TASK DIRECTIONS
Scan the entries below for "common" and copy each line that holds it.
### AVAILABLE DATA
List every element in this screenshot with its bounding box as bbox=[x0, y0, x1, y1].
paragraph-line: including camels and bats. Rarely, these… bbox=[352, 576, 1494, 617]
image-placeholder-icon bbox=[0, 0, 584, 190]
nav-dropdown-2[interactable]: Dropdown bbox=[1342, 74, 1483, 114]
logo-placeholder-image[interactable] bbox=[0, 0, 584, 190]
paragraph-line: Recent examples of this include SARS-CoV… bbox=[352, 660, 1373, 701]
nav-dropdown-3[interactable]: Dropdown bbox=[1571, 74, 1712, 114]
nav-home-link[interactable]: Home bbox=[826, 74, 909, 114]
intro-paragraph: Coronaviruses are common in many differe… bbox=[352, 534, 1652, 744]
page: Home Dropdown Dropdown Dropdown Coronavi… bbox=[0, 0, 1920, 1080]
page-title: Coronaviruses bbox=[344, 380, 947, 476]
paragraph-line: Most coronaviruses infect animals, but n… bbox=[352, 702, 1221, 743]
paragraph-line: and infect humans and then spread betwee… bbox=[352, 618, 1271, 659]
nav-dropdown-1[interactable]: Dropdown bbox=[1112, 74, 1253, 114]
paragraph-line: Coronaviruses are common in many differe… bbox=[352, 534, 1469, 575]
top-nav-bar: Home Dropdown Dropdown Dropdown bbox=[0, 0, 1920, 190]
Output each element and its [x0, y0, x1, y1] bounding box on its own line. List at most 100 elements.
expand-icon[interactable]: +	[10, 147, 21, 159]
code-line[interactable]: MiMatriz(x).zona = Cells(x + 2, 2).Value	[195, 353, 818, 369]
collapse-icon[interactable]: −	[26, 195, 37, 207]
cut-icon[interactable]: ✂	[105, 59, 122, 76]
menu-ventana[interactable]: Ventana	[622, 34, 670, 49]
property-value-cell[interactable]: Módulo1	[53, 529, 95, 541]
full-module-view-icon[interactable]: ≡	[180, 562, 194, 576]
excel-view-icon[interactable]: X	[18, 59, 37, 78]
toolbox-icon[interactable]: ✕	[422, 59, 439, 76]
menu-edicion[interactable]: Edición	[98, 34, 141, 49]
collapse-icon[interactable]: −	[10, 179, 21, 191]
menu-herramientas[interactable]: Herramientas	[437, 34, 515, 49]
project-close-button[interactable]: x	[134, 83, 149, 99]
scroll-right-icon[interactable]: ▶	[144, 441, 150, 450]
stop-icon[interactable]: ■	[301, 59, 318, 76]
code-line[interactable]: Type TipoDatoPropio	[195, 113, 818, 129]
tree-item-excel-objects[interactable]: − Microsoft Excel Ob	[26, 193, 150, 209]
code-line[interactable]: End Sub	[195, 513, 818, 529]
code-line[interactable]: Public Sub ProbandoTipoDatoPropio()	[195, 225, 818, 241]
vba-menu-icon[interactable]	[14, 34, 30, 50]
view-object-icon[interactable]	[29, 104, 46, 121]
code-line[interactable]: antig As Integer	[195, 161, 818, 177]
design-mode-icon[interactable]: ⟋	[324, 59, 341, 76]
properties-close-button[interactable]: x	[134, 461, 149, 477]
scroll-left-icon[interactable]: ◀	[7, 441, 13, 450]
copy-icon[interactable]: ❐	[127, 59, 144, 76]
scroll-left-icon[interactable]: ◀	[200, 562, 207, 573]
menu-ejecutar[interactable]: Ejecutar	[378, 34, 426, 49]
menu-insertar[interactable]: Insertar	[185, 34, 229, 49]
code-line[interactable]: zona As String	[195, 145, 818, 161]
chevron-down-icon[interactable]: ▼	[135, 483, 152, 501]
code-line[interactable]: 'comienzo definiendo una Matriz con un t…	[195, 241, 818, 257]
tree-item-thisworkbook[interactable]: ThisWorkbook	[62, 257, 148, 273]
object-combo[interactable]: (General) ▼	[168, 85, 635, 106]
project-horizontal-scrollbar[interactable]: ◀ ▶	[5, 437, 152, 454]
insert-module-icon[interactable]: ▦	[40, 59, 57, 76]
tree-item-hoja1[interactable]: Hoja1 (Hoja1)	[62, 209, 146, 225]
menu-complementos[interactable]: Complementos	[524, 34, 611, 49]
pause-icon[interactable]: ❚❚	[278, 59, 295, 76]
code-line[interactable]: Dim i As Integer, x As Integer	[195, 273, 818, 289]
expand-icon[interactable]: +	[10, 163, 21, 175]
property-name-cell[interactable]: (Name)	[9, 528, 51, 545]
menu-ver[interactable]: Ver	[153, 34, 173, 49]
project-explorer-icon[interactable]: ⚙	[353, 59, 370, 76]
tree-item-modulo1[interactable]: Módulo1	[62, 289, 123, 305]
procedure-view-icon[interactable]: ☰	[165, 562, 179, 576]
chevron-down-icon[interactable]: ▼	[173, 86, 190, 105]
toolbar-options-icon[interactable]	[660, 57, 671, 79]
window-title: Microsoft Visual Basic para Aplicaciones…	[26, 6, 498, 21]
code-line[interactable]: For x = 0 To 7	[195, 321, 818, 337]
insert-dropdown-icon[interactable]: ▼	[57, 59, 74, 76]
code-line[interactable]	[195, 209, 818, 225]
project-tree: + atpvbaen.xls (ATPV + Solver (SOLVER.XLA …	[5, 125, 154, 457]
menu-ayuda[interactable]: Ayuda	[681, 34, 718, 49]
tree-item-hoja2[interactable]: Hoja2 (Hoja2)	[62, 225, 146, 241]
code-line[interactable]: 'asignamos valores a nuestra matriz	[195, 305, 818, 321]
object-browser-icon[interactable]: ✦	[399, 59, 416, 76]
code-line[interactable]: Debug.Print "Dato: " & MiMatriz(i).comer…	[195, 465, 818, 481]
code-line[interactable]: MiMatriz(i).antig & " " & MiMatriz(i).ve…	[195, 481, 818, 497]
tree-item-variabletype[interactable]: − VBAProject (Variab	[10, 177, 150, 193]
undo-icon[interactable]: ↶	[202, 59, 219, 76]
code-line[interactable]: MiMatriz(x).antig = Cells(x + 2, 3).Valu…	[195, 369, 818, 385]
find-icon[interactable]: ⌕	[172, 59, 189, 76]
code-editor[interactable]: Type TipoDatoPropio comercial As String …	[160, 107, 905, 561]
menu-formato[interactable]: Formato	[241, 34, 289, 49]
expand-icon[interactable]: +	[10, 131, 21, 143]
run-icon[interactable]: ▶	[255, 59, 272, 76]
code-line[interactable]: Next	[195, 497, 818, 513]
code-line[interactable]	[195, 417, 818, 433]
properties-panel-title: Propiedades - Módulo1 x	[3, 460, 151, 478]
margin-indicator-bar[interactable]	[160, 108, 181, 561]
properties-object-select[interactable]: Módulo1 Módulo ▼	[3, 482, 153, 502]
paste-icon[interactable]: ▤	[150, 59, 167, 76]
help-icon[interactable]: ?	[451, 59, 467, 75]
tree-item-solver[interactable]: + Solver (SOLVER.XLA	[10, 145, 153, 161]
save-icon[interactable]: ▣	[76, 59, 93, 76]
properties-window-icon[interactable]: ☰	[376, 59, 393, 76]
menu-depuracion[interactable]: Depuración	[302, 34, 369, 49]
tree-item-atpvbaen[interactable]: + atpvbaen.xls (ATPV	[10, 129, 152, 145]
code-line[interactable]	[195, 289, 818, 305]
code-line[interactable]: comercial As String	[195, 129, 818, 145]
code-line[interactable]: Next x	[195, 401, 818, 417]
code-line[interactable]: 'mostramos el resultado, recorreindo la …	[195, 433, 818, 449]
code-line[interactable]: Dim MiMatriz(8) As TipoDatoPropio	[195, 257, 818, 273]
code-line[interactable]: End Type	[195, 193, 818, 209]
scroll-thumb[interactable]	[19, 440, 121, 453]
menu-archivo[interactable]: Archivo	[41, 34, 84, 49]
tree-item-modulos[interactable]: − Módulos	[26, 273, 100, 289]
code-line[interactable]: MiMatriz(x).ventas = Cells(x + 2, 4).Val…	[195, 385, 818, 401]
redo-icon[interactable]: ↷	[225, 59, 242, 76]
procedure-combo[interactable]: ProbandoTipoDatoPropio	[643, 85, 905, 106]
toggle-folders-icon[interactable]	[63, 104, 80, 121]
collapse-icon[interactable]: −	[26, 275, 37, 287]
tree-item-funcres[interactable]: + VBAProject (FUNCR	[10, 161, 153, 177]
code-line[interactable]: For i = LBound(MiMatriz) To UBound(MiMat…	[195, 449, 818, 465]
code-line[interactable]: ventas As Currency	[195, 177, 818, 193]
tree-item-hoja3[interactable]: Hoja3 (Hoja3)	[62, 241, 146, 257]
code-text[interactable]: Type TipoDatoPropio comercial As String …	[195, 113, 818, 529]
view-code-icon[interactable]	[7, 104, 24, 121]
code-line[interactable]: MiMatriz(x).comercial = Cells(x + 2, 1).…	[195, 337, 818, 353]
######
ANSWER TO THIS PROBLEM
intro-paragraph: Coronaviruses are common in many differe… bbox=[352, 534, 1652, 744]
paragraph-line: Coronaviruses are common in many differe… bbox=[352, 534, 1469, 575]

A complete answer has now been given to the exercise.